* _JOB_
Give the number of lines in the data that hold the string "Greater". Nothing else is needed.

** BEGIN DATA FOR THE TASK **

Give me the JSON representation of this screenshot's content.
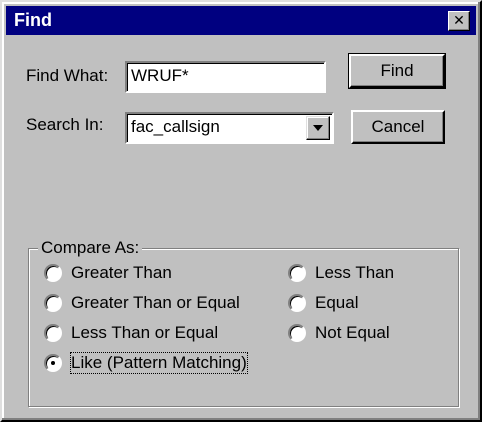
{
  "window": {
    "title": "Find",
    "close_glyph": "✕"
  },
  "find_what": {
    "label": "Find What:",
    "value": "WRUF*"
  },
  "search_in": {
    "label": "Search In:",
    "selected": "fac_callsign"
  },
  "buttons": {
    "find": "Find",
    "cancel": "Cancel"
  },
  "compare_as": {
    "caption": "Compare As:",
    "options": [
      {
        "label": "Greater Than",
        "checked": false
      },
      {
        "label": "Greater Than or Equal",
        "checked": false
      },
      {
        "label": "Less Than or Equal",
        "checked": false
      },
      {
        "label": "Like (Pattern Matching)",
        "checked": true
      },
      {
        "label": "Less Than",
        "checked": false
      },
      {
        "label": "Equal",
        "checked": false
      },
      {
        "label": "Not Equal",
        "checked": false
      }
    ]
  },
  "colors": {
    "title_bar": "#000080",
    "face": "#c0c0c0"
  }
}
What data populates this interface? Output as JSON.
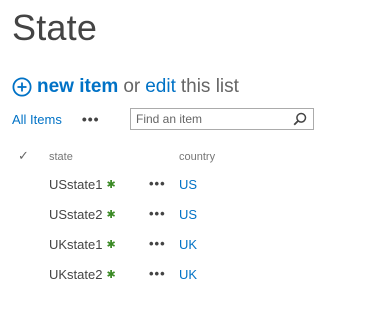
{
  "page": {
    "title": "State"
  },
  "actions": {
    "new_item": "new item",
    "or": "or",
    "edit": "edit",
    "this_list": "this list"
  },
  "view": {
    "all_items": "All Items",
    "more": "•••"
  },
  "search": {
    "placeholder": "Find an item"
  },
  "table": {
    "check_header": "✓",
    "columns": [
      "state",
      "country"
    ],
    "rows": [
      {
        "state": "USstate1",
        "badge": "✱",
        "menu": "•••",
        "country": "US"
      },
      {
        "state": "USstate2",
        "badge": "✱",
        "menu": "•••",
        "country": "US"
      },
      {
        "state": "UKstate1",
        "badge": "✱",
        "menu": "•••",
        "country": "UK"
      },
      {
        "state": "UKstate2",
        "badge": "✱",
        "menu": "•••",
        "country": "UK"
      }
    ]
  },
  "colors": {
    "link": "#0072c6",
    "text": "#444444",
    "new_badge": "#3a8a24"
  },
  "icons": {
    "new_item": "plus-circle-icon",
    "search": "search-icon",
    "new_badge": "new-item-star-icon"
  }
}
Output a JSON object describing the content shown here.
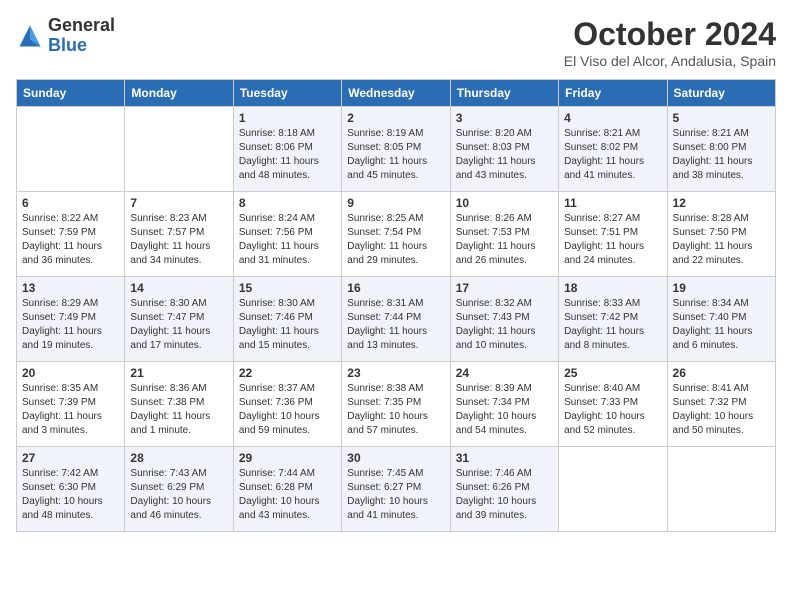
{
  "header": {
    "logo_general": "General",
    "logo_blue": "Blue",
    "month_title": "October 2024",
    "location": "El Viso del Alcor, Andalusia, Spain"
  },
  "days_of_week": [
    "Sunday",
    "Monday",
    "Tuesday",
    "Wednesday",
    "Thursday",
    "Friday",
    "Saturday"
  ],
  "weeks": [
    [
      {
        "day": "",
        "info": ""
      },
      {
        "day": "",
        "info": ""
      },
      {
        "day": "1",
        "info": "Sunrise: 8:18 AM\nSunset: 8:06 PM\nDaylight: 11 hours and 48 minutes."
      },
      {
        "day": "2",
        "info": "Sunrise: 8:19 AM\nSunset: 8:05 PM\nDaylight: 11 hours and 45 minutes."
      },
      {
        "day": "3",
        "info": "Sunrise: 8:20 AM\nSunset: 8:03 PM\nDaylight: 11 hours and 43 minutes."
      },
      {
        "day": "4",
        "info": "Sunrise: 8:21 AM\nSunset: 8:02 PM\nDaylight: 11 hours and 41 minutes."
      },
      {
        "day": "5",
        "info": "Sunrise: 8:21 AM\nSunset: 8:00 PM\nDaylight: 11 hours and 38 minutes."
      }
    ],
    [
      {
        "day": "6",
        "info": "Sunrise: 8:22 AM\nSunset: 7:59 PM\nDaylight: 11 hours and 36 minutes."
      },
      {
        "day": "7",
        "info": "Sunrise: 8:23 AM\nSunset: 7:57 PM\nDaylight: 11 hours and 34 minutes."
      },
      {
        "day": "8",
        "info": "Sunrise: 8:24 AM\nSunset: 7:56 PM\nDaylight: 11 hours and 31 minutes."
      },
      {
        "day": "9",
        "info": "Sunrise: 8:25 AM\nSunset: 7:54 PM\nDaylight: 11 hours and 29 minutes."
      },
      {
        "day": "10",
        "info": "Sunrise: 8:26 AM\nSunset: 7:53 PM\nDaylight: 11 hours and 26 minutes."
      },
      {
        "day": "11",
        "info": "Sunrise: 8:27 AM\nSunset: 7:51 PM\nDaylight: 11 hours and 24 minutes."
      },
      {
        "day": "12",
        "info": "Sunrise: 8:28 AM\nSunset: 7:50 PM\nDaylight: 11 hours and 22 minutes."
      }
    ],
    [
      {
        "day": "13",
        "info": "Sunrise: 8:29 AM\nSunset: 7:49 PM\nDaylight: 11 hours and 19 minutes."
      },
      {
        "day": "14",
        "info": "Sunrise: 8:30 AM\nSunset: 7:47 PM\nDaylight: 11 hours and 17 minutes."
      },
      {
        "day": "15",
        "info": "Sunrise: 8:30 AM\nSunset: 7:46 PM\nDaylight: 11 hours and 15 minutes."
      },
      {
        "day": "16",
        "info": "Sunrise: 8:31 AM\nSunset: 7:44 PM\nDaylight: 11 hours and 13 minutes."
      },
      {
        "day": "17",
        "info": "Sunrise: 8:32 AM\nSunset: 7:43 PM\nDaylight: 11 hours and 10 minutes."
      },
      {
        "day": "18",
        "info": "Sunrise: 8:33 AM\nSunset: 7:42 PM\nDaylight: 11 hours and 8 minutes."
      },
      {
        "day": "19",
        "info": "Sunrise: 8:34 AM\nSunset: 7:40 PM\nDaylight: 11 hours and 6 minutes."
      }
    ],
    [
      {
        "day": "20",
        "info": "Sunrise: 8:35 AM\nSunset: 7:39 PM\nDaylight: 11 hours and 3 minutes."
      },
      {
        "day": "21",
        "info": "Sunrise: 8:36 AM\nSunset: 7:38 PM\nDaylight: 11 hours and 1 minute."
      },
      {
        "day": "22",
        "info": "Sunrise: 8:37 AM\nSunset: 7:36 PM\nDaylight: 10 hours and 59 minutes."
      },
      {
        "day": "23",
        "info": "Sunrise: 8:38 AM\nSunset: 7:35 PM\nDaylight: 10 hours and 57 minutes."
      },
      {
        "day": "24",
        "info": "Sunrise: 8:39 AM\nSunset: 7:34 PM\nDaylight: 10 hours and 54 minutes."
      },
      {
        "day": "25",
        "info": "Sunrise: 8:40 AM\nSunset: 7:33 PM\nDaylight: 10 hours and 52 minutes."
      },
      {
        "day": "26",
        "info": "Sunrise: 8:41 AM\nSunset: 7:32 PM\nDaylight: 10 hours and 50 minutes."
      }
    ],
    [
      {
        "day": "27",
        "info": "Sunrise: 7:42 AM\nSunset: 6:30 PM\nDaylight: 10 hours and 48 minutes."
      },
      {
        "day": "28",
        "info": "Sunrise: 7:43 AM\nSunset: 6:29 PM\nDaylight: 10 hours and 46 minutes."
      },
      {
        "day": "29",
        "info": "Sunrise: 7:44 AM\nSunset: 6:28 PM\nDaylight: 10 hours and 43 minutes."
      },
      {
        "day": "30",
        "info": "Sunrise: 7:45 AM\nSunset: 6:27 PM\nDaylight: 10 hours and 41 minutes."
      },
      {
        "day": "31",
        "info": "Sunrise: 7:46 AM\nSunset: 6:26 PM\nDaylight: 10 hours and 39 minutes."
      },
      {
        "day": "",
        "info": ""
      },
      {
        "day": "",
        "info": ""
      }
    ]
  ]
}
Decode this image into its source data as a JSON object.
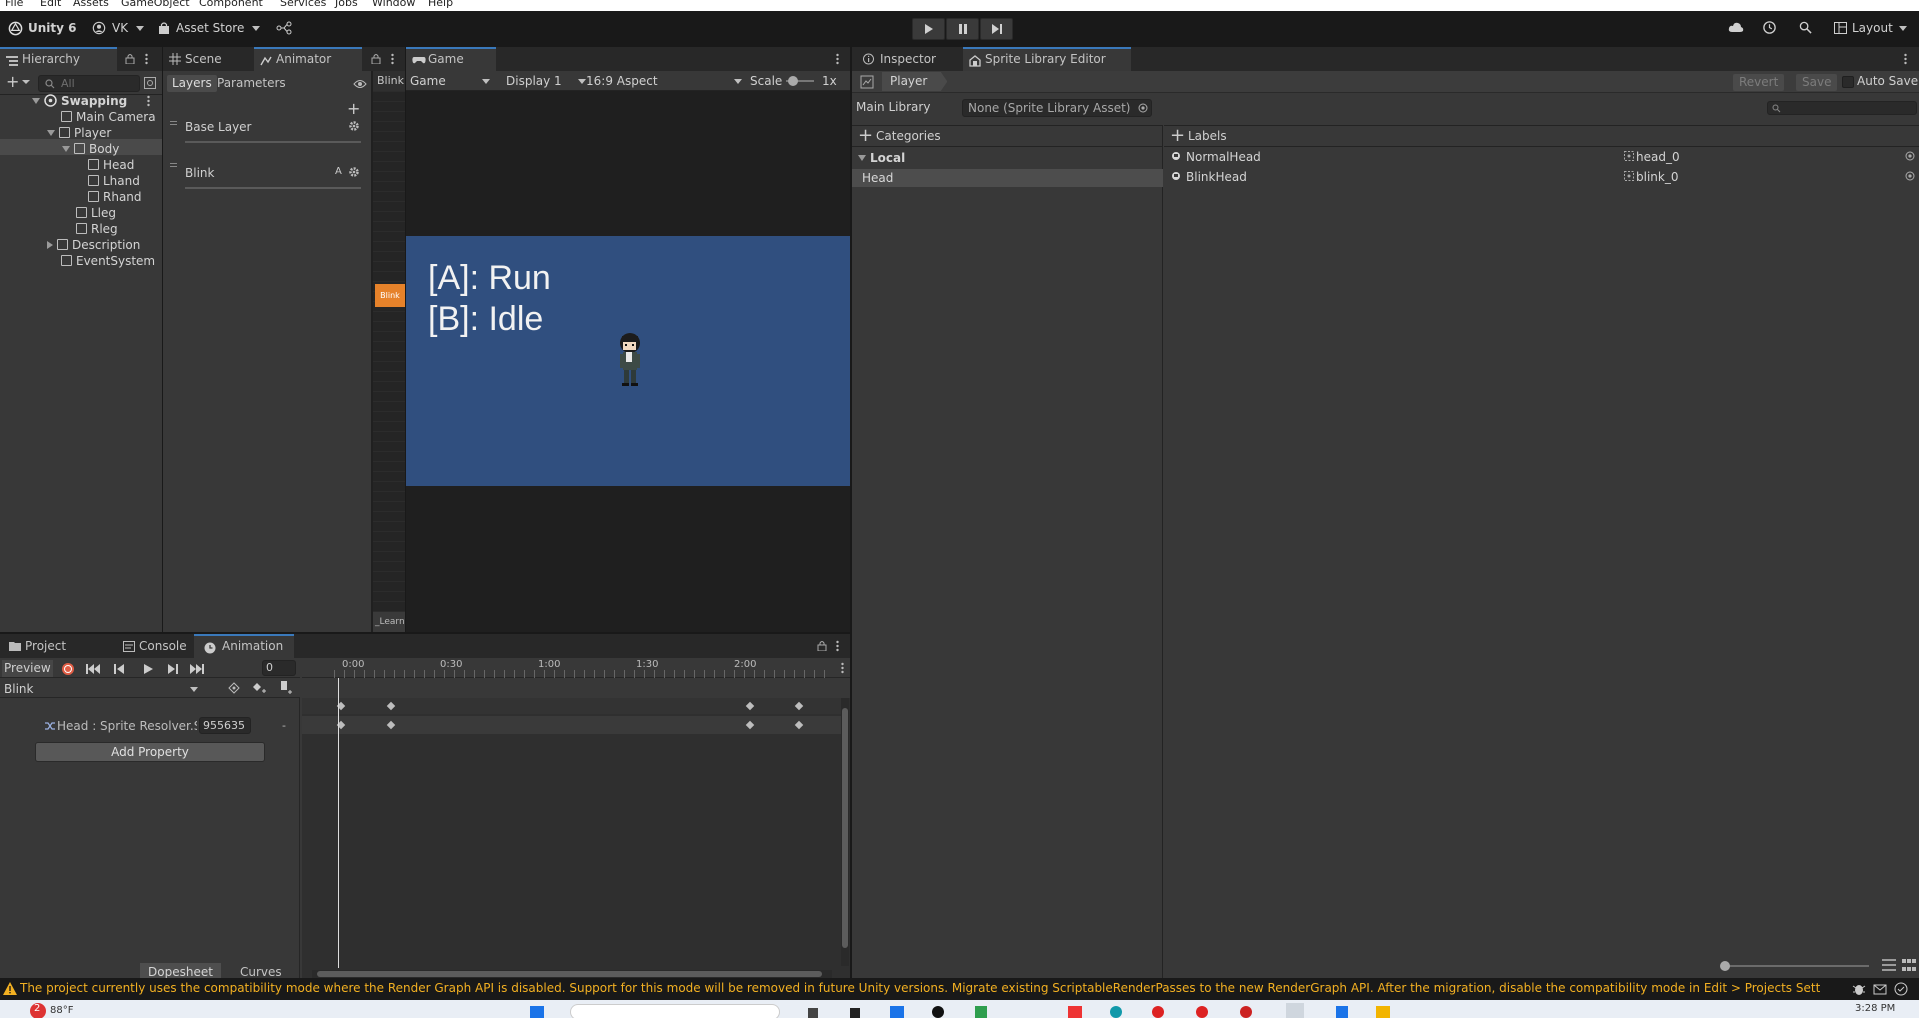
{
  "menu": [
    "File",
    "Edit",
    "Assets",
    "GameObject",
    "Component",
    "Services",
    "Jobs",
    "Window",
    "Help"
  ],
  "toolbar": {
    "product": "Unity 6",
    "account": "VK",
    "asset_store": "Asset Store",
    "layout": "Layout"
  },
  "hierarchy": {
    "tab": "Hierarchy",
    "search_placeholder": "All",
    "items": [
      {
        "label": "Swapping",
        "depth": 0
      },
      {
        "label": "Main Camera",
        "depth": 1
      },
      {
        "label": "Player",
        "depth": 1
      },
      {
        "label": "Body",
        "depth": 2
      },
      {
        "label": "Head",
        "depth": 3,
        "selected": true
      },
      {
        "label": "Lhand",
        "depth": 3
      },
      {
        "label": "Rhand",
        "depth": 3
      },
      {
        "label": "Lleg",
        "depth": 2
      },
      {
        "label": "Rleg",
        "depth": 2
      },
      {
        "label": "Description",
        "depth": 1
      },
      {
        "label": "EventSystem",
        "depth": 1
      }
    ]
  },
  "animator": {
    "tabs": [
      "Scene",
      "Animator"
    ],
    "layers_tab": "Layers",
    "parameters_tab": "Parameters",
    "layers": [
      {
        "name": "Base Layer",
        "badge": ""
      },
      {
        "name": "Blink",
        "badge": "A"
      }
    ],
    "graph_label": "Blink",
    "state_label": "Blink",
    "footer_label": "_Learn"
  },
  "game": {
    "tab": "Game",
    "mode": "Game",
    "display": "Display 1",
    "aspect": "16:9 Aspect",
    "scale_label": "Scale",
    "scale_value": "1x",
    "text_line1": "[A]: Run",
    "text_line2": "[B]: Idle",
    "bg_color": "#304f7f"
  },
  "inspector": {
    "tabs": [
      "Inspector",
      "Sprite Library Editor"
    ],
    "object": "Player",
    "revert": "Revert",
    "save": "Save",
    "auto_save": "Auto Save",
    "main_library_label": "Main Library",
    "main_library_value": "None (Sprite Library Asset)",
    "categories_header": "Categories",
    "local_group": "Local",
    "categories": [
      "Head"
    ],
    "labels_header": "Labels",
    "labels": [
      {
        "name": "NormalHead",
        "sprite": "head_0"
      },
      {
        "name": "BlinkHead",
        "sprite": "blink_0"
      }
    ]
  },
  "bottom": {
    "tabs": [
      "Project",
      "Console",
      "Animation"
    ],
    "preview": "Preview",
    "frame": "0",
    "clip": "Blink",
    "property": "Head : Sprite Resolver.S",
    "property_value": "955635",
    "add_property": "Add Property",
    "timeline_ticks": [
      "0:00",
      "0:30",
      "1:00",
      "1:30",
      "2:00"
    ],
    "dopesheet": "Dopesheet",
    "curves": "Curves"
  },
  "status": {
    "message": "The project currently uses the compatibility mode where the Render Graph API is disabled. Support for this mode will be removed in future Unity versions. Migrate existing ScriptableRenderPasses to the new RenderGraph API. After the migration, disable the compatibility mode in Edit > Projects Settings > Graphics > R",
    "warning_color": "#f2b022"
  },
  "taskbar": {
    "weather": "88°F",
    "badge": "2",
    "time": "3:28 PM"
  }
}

** END DATA FOR THE TASK **

* _WRITTEN ANSWER_
2